*REQUEST:*
Reproduce the listing word for word, beginning with its first line and stopping after the line that contains "category-label: 营销/公关 xyxy=(105,590,214,619)", with that line included.
--------------------------------------------------
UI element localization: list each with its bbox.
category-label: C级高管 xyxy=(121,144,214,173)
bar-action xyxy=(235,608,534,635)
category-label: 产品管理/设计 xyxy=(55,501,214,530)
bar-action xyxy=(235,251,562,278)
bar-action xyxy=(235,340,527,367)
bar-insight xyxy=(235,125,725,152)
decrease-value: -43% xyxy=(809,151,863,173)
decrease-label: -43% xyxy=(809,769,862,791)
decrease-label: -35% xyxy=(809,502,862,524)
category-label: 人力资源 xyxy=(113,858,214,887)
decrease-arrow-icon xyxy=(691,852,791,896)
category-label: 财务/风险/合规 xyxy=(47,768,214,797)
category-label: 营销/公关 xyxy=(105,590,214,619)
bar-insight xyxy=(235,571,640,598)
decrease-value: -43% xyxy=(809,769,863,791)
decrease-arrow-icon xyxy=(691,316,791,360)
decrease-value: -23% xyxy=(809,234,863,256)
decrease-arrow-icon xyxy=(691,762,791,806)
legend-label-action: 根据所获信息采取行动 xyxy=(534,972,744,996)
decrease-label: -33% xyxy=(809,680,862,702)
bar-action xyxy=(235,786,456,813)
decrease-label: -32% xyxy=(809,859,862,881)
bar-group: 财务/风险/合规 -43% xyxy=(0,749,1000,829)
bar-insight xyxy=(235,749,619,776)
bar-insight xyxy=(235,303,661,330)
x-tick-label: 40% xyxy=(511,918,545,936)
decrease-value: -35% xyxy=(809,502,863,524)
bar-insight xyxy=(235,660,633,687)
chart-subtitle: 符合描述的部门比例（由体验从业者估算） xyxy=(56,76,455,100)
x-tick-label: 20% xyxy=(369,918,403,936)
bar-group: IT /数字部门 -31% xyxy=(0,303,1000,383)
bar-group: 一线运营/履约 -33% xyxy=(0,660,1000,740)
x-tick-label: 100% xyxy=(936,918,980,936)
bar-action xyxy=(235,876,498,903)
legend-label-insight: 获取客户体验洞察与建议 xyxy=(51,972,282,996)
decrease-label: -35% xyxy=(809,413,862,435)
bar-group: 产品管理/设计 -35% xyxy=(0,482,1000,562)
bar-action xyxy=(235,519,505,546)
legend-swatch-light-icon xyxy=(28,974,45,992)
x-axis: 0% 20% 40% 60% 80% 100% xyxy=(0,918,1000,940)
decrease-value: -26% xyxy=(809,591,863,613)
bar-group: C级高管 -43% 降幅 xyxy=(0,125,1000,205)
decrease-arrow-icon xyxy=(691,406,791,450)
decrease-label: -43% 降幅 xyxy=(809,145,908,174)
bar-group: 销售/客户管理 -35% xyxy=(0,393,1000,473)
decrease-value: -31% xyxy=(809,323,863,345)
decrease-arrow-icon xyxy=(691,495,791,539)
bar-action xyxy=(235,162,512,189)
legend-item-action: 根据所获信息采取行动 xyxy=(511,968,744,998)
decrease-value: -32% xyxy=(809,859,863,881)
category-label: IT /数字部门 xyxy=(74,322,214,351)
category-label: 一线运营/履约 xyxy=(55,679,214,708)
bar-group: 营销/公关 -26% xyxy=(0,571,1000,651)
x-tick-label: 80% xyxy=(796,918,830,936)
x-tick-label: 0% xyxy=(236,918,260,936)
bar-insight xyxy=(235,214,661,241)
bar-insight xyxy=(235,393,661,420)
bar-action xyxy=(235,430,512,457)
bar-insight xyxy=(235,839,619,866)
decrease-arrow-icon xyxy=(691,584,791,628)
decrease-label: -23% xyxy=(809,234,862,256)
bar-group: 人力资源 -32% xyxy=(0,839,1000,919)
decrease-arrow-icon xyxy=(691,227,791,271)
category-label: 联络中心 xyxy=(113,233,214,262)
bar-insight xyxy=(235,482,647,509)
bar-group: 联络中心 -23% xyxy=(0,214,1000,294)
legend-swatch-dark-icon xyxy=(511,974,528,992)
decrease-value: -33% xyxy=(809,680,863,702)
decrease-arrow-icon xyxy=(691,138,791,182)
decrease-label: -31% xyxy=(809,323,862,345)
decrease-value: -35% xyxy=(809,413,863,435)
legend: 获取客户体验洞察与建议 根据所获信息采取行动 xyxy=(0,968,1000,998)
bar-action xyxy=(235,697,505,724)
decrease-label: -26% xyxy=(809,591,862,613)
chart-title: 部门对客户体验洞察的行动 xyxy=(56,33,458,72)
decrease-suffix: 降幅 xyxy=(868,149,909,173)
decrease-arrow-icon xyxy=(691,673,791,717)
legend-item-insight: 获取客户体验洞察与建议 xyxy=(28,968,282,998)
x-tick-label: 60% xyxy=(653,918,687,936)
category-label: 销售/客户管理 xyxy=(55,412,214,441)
--------------------------------------------------
*RESULT BELOW:*
UI element localization: list each with its bbox.
category-label: C级高管 xyxy=(121,144,214,173)
bar-action xyxy=(235,608,534,635)
category-label: 产品管理/设计 xyxy=(55,501,214,530)
bar-action xyxy=(235,251,562,278)
bar-action xyxy=(235,340,527,367)
bar-insight xyxy=(235,125,725,152)
decrease-value: -43% xyxy=(809,151,863,173)
decrease-label: -43% xyxy=(809,769,862,791)
decrease-label: -35% xyxy=(809,502,862,524)
category-label: 人力资源 xyxy=(113,858,214,887)
decrease-arrow-icon xyxy=(691,852,791,896)
category-label: 财务/风险/合规 xyxy=(47,768,214,797)
category-label: 营销/公关 xyxy=(105,590,214,619)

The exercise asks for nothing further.